[XLA:Mosaic] Support strided load/store memref with arbitrary shape as long as last dim size is 128 and dtype is 32bit.

PiperOrigin-RevId: 614862128
This commit is contained in:
Jevin Jiang 2024-03-11 18:21:30 -07:00 committed by jax authors
parent 63538771b5
commit 30208fa9cc
4 changed files with 255 additions and 3 deletions

View File

@ -194,6 +194,33 @@ def TPU_LoadOp : TPU_Op<"load"> {
}];
}
def TPU_StridedLoadOp : TPU_Op<"strided_load"> {
let arguments = (ins
AnyMemRef:$base,
DenseI32ArrayAttr:$indices,
DenseI32ArrayAttr:$strides
);
let results = (outs AnyVector:$result);
let assemblyFormat = [{
$base attr-dict `:` type($base) `,` type($result)
}];
let hasVerifier = 1;
}
def TPU_StridedStoreOp : TPU_Op<"strided_store"> {
let arguments = (ins
AnyVector:$valueToStore,
AnyMemRef:$base,
DenseI32ArrayAttr:$indices,
DenseI32ArrayAttr:$strides
);
let results = (outs);
let assemblyFormat = [{
$base `,` $valueToStore attr-dict `:` type($base) `,` type($valueToStore)
}];
let hasVerifier = 1;
}
def TPU_RotateOp : TPU_Op<"rotate", [Pure, SameOperandsAndResultType]> {
let arguments = (ins
AnyVector:$value,

View File

@ -24,6 +24,7 @@ limitations under the License.
#include "mlir/IR/Value.h"
#include "mlir/Support/LLVM.h"
#include "mlir/Support/LogicalResult.h"
#include "mlir/include/mlir/IR/BuiltinTypes.h"
#include "mlir/include/mlir/IR/IRMapping.h"
#include "jaxlib/mosaic/dialect/tpu/tpu_dialect.h"
@ -180,6 +181,56 @@ LogicalResult MemRefSqueezeOp::canonicalize(MemRefSqueezeOp op,
return success();
}
template <typename Op>
LogicalResult verifyStridedOp(Op op, MemRefType memref_ty,
VectorType vector_ty) {
auto indices = op.getIndices();
auto strides = op.getStrides();
if (memref_ty.getRank() != indices.size()) {
op.emitError("Base memref's rank and indices size do not match: ")

# DATA

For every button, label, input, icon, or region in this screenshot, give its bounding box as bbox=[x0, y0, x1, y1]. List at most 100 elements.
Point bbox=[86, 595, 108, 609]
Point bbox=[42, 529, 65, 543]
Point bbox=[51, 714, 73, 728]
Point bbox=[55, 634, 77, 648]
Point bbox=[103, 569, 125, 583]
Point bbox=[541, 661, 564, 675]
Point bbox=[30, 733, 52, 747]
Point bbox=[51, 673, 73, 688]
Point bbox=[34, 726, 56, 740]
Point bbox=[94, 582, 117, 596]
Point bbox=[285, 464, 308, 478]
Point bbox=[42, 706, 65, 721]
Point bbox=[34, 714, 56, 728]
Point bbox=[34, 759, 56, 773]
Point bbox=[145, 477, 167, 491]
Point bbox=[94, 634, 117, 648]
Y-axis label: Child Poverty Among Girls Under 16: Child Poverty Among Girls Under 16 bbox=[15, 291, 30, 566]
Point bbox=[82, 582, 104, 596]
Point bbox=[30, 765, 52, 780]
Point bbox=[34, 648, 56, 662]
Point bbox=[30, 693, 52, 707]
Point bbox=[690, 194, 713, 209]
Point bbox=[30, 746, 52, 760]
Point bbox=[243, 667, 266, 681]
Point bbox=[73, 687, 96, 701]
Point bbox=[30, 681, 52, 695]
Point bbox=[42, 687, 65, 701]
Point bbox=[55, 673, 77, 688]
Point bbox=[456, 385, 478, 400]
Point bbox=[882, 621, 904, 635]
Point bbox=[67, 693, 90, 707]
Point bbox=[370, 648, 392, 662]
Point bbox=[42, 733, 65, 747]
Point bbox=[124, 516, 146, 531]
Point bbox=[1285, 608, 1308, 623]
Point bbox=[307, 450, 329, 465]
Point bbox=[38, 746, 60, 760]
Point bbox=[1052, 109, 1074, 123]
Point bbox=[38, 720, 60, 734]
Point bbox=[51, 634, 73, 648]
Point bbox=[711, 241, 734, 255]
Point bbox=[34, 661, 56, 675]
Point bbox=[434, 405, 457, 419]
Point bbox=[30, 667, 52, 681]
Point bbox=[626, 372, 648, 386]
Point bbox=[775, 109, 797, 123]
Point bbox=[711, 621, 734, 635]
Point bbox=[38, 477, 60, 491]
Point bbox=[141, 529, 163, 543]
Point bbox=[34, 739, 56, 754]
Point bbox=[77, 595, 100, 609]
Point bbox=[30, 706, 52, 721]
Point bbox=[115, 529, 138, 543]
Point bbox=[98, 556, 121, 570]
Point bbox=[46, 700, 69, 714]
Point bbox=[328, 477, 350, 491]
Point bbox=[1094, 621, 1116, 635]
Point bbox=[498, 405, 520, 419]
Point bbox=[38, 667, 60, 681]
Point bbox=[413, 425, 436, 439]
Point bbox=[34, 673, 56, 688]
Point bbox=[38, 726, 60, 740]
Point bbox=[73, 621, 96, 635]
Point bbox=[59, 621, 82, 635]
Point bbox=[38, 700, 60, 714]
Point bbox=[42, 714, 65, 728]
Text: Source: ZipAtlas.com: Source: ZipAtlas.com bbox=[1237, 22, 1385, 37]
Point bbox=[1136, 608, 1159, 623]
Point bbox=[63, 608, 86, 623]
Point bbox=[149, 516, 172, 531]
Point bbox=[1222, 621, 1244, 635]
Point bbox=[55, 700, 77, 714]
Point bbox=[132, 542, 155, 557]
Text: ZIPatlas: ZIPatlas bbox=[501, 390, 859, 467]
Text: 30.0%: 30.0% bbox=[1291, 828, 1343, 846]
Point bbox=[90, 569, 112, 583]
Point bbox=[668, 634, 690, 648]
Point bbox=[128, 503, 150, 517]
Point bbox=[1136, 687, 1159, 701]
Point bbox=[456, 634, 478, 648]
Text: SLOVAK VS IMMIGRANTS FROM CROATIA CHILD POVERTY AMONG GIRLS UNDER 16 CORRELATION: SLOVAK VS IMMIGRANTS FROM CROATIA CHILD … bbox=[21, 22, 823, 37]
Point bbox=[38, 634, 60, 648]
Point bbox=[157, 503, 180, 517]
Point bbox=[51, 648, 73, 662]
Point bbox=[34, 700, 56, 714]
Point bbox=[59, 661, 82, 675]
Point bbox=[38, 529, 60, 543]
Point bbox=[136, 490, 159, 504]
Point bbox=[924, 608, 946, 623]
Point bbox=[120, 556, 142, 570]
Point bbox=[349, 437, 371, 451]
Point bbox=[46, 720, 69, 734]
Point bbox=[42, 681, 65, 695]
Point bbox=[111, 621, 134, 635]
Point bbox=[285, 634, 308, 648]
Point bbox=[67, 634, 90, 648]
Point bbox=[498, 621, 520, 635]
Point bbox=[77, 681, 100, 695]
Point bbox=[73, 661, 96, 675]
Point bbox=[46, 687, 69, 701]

# DIRECTIONS
1. How many additions does the strided load/store commit report?
2. What arguments does TPU_StridedStoreOp take in the strided load/store commit? List them all.
3. Carry on the strided load/store commit from its final line.
The listing isn't needed here.

# WRITTEN ANSWERS
1. 255 additions.

2. valueToStore, base, indices, strides

3.
<< memref_ty.getRank() << " vs " << indices.size();
return failure();
}
if (memref_ty.getRank() != strides.size()) {
op.emitError("Base memref's rank and strides size do not match: ")
<< memref_ty.getRank() << " vs " << strides.size();
return failure();
}
if (memref_ty.getRank() != vector_ty.getRank()) {
op.emitError("Base memref's rank and result's rank do not match: ")
<< memref_ty.getRank() << " vs " << vector_ty.getRank();
return failure();
}
for (int64_t i = 0; i < memref_ty.getRank(); ++i) {
if (indices[i] < 0 && indices[i] >= memref_ty.getDimSize(i)) {
op.emitError("Indices[")
<< i << "]=" << indices[i] << " is out of range [0, "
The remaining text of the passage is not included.